Data entries
--
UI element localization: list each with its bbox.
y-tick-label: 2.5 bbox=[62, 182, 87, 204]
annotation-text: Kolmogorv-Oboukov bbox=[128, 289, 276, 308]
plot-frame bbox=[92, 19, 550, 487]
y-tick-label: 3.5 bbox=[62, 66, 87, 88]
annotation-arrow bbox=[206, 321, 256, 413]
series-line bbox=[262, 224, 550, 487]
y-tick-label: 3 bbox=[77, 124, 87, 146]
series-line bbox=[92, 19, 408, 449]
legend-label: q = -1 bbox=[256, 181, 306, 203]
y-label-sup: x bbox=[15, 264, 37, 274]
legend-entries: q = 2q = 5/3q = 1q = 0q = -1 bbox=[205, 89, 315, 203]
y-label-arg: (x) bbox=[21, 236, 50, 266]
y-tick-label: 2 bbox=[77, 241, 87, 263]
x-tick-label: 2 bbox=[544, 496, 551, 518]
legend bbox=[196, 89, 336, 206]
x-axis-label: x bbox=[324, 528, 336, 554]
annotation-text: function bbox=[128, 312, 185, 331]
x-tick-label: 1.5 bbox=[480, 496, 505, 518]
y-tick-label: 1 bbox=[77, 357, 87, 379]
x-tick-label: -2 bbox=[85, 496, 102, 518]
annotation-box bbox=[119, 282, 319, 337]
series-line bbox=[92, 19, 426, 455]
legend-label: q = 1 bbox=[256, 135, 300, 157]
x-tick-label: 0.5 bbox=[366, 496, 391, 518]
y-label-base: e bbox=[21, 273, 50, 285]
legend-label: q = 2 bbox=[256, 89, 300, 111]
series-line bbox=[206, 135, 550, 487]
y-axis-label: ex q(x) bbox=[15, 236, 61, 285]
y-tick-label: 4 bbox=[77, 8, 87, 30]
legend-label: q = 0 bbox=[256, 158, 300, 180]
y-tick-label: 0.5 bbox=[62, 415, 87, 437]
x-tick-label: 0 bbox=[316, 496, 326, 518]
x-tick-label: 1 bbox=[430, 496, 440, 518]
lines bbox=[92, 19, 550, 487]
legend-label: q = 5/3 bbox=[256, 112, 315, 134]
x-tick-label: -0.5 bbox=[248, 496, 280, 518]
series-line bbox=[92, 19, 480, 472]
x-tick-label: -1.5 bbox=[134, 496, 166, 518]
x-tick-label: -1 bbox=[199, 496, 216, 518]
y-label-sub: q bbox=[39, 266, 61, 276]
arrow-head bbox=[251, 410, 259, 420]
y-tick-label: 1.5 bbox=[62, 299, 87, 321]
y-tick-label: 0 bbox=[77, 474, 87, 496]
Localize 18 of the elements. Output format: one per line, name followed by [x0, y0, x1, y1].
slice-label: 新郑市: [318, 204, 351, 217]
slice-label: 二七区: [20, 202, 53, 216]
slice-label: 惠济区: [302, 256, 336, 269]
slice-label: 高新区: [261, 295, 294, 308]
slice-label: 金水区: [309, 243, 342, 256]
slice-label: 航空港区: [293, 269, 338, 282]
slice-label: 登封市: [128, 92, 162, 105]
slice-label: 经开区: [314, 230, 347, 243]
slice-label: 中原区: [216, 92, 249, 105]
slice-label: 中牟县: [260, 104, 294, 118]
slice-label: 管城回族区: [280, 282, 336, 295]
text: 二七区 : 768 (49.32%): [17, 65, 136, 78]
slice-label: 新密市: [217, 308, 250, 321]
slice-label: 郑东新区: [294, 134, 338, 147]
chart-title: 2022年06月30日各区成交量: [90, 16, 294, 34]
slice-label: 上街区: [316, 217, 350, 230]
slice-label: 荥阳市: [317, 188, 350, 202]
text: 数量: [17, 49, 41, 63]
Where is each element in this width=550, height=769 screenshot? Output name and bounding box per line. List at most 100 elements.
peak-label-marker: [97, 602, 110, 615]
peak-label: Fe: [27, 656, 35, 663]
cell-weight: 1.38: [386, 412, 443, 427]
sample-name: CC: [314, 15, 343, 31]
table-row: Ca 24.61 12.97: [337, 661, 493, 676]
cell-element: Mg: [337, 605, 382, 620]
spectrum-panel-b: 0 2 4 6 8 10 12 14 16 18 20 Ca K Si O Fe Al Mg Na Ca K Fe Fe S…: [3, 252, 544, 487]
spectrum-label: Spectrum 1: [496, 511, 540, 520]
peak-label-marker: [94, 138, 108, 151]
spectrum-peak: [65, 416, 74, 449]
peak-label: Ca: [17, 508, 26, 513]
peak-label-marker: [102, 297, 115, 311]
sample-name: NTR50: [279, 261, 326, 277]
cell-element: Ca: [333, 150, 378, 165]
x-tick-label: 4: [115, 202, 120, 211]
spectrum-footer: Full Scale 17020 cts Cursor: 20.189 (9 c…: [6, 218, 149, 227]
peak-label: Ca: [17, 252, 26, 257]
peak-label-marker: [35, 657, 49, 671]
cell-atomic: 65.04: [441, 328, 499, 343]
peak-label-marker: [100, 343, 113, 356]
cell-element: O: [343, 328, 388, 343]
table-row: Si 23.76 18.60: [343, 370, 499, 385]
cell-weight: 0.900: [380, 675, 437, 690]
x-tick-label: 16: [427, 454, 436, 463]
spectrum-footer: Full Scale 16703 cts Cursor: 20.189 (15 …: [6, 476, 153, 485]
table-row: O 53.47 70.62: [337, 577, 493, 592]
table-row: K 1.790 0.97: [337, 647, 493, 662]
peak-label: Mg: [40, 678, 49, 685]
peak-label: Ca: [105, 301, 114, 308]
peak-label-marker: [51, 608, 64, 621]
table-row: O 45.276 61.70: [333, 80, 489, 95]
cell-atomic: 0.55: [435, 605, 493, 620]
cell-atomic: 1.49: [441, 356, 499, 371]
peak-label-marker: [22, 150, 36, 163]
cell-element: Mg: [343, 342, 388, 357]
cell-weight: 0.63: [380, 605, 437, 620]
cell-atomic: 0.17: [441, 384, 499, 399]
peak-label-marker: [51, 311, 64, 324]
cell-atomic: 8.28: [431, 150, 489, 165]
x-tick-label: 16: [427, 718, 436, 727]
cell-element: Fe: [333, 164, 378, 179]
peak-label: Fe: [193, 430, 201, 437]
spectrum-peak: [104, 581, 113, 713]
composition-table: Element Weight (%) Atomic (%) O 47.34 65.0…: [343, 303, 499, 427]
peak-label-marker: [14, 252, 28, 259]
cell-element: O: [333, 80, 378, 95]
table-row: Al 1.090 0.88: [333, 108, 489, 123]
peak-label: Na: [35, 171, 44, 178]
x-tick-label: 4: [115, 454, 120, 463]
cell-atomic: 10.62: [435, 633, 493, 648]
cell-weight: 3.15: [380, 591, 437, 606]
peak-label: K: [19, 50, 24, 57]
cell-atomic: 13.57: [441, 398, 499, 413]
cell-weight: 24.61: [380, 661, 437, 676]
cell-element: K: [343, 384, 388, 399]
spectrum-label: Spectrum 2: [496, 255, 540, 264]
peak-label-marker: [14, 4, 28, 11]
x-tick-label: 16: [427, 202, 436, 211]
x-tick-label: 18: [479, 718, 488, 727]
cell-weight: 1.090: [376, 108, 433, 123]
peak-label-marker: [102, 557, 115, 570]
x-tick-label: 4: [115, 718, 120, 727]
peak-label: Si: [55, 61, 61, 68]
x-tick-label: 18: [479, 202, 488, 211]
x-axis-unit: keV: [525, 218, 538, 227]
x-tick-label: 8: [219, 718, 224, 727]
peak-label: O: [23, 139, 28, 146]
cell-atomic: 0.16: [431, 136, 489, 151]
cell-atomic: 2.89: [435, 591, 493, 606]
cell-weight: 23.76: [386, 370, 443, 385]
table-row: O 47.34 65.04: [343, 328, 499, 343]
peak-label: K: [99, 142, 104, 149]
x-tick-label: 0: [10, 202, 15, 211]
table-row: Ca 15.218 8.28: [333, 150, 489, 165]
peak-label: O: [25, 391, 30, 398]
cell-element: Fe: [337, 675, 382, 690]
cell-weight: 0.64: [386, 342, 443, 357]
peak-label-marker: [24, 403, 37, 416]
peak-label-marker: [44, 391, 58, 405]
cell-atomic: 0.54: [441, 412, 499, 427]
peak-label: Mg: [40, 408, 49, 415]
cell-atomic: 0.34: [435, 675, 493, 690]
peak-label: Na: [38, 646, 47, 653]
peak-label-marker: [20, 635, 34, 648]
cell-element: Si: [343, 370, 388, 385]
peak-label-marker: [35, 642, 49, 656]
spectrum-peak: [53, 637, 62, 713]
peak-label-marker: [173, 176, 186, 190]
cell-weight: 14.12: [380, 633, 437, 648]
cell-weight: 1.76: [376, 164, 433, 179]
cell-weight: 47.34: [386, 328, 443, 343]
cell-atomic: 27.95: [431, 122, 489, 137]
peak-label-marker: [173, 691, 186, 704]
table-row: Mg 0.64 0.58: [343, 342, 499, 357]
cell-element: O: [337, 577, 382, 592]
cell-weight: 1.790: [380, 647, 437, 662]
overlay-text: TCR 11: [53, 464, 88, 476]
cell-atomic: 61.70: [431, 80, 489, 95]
--
Echo every line of the data entries, from the start down to the line containing "legend-label: q = 0 bbox=[256, 158, 300, 180]", with both ends included.

UI element localization: list each with its bbox.
y-tick-label: 2.5 bbox=[62, 182, 87, 204]
annotation-text: Kolmogorv-Oboukov bbox=[128, 289, 276, 308]
plot-frame bbox=[92, 19, 550, 487]
y-tick-label: 3.5 bbox=[62, 66, 87, 88]
annotation-arrow bbox=[206, 321, 256, 413]
series-line bbox=[262, 224, 550, 487]
y-tick-label: 3 bbox=[77, 124, 87, 146]
series-line bbox=[92, 19, 408, 449]
legend-label: q = -1 bbox=[256, 181, 306, 203]
y-label-sup: x bbox=[15, 264, 37, 274]
legend-entries: q = 2q = 5/3q = 1q = 0q = -1 bbox=[205, 89, 315, 203]
y-label-arg: (x) bbox=[21, 236, 50, 266]
y-tick-label: 2 bbox=[77, 241, 87, 263]
x-tick-label: 2 bbox=[544, 496, 551, 518]
legend bbox=[196, 89, 336, 206]
x-axis-label: x bbox=[324, 528, 336, 554]
annotation-text: function bbox=[128, 312, 185, 331]
x-tick-label: 1.5 bbox=[480, 496, 505, 518]
y-tick-label: 1 bbox=[77, 357, 87, 379]
x-tick-label: -2 bbox=[85, 496, 102, 518]
annotation-box bbox=[119, 282, 319, 337]
series-line bbox=[92, 19, 426, 455]
legend-label: q = 1 bbox=[256, 135, 300, 157]
x-tick-label: 0.5 bbox=[366, 496, 391, 518]
y-label-base: e bbox=[21, 273, 50, 285]
legend-label: q = 2 bbox=[256, 89, 300, 111]
series-line bbox=[206, 135, 550, 487]
y-axis-label: ex q(x) bbox=[15, 236, 61, 285]
y-tick-label: 4 bbox=[77, 8, 87, 30]
legend-label: q = 0 bbox=[256, 158, 300, 180]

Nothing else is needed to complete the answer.